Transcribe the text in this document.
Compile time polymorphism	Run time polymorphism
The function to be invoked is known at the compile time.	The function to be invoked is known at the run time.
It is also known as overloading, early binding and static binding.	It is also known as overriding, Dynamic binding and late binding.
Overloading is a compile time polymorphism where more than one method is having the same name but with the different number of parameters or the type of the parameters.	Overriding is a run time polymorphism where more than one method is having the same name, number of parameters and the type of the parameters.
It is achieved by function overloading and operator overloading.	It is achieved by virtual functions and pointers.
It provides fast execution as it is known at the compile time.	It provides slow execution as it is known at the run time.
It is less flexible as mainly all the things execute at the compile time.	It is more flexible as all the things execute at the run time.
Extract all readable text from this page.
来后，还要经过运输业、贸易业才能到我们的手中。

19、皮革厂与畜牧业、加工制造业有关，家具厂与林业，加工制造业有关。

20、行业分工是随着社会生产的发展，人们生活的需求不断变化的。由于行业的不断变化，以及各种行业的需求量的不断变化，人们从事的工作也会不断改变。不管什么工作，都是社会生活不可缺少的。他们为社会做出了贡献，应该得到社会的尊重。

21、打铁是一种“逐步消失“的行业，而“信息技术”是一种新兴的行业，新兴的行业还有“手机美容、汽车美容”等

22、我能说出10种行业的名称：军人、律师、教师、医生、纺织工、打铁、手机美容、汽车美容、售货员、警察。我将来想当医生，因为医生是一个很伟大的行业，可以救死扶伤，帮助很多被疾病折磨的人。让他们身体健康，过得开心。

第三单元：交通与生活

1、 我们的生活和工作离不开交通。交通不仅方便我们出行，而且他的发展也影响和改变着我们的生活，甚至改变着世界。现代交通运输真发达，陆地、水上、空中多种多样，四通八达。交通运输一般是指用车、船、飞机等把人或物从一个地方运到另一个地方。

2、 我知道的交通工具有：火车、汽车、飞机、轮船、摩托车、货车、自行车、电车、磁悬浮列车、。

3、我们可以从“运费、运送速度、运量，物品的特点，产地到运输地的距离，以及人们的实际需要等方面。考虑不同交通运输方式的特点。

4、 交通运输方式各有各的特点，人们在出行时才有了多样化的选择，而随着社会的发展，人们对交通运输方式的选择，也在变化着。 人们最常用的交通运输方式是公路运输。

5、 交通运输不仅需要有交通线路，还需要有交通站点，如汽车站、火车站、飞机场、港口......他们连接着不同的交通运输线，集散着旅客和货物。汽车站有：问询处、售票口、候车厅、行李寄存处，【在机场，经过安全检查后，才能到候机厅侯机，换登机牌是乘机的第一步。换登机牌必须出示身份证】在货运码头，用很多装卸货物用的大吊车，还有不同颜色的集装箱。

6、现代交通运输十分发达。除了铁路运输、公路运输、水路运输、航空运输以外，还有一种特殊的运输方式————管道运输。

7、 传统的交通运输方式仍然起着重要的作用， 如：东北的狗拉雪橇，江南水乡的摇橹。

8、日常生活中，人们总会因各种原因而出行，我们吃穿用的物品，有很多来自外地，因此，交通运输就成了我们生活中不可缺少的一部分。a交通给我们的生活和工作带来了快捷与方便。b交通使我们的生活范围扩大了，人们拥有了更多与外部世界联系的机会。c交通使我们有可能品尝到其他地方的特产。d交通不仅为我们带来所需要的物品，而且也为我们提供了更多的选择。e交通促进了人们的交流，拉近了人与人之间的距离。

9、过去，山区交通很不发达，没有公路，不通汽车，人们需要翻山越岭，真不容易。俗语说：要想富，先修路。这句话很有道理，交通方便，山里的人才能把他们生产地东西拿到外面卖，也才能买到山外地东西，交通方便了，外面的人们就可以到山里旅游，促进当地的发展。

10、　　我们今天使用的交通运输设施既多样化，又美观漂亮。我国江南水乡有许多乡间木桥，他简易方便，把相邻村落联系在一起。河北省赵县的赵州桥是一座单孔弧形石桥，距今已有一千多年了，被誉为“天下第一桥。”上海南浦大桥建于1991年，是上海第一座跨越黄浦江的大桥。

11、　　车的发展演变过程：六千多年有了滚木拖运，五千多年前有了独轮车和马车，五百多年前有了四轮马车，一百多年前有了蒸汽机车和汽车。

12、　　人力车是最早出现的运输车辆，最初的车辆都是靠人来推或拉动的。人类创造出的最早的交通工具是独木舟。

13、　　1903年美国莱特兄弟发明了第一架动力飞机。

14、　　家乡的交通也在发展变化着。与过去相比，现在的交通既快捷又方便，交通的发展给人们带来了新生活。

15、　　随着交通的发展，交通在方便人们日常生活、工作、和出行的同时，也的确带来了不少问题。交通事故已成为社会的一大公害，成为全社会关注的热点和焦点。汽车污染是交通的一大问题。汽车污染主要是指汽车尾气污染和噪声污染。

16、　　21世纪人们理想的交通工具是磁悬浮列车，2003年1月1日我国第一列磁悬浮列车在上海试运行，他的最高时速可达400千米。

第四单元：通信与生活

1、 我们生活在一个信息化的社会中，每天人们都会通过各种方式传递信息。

THE REQUEST:
Give the records above again, word for word.

EXERCISE RESPONSE:
Transcribe the text in this document.
Compile time polymorphism	Run time polymorphism
The function to be invoked is known at the compile time.	The function to be invoked is known at the run time.
It is also known as overloading, early binding and static binding.	It is also known as overriding, Dynamic binding and late binding.
Overloading is a compile time polymorphism where more than one method is having the same name but with the different number of parameters or the type of the parameters.	Overriding is a run time polymorphism where more than one method is having the same name, number of parameters and the type of the parameters.
It is achieved by function overloading and operator overloading.	It is achieved by virtual functions and pointers.
It provides fast execution as it is known at the compile time.	It provides slow execution as it is known at the run time.
It is less flexible as mainly all the things execute at the compile time.	It is more flexible as all the things execute at the run time.
Extract all readable text from this page.
来后，还要经过运输业、贸易业才能到我们的手中。

19、皮革厂与畜牧业、加工制造业有关，家具厂与林业，加工制造业有关。

20、行业分工是随着社会生产的发展，人们生活的需求不断变化的。由于行业的不断变化，以及各种行业的需求量的不断变化，人们从事的工作也会不断改变。不管什么工作，都是社会生活不可缺少的。他们为社会做出了贡献，应该得到社会的尊重。

21、打铁是一种“逐步消失“的行业，而“信息技术”是一种新兴的行业，新兴的行业还有“手机美容、汽车美容”等

22、我能说出10种行业的名称：军人、律师、教师、医生、纺织工、打铁、手机美容、汽车美容、售货员、警察。我将来想当医生，因为医生是一个很伟大的行业，可以救死扶伤，帮助很多被疾病折磨的人。让他们身体健康，过得开心。

第三单元：交通与生活

1、 我们的生活和工作离不开交通。交通不仅方便我们出行，而且他的发展也影响和改变着我们的生活，甚至改变着世界。现代交通运输真发达，陆地、水上、空中多种多样，四通八达。交通运输一般是指用车、船、飞机等把人或物从一个地方运到另一个地方。

2、 我知道的交通工具有：火车、汽车、飞机、轮船、摩托车、货车、自行车、电车、磁悬浮列车、。

3、我们可以从“运费、运送速度、运量，物品的特点，产地到运输地的距离，以及人们的实际需要等方面。考虑不同交通运输方式的特点。

4、 交通运输方式各有各的特点，人们在出行时才有了多样化的选择，而随着社会的发展，人们对交通运输方式的选择，也在变化着。 人们最常用的交通运输方式是公路运输。

5、 交通运输不仅需要有交通线路，还需要有交通站点，如汽车站、火车站、飞机场、港口......他们连接着不同的交通运输线，集散着旅客和货物。汽车站有：问询处、售票口、候车厅、行李寄存处，【在机场，经过安全检查后，才能到候机厅侯机，换登机牌是乘机的第一步。换登机牌必须出示身份证】在货运码头，用很多装卸货物用的大吊车，还有不同颜色的集装箱。

6、现代交通运输十分发达。除了铁路运输、公路运输、水路运输、航空运输以外，还有一种特殊的运输方式————管道运输。

7、 传统的交通运输方式仍然起着重要的作用， 如：东北的狗拉雪橇，江南水乡的摇橹。

8、日常生活中，人们总会因各种原因而出行，我们吃穿用的物品，有很多来自外地，因此，交通运输就成了我们生活中不可缺少的一部分。a交通给我们的生活和工作带来了快捷与方便。b交通使我们的生活范围扩大了，人们拥有了更多与外部世界联系的机会。c交通使我们有可能品尝到其他地方的特产。d交通不仅为我们带来所需要的物品，而且也为我们提供了更多的选择。e交通促进了人们的交流，拉近了人与人之间的距离。

9、过去，山区交通很不发达，没有公路，不通汽车，人们需要翻山越岭，真不容易。俗语说：要想富，先修路。这句话很有道理，交通方便，山里的人才能把他们生产地东西拿到外面卖，也才能买到山外地东西，交通方便了，外面的人们就可以到山里旅游，促进当地的发展。

10、　　我们今天使用的交通运输设施既多样化，又美观漂亮。我国江南水乡有许多乡间木桥，他简易方便，把相邻村落联系在一起。河北省赵县的赵州桥是一座单孔弧形石桥，距今已有一千多年了，被誉为“天下第一桥。”上海南浦大桥建于1991年，是上海第一座跨越黄浦江的大桥。

11、　　车的发展演变过程：六千多年有了滚木拖运，五千多年前有了独轮车和马车，五百多年前有了四轮马车，一百多年前有了蒸汽机车和汽车。

12、　　人力车是最早出现的运输车辆，最初的车辆都是靠人来推或拉动的。人类创造出的最早的交通工具是独木舟。

13、　　1903年美国莱特兄弟发明了第一架动力飞机。

14、　　家乡的交通也在发展变化着。与过去相比，现在的交通既快捷又方便，交通的发展给人们带来了新生活。

15、　　随着交通的发展，交通在方便人们日常生活、工作、和出行的同时，也的确带来了不少问题。交通事故已成为社会的一大公害，成为全社会关注的热点和焦点。汽车污染是交通的一大问题。汽车污染主要是指汽车尾气污染和噪声污染。

16、　　21世纪人们理想的交通工具是磁悬浮列车，2003年1月1日我国第一列磁悬浮列车在上海试运行，他的最高时速可达400千米。

第四单元：通信与生活

1、 我们生活在一个信息化的社会中，每天人们都会通过各种方式传递信息。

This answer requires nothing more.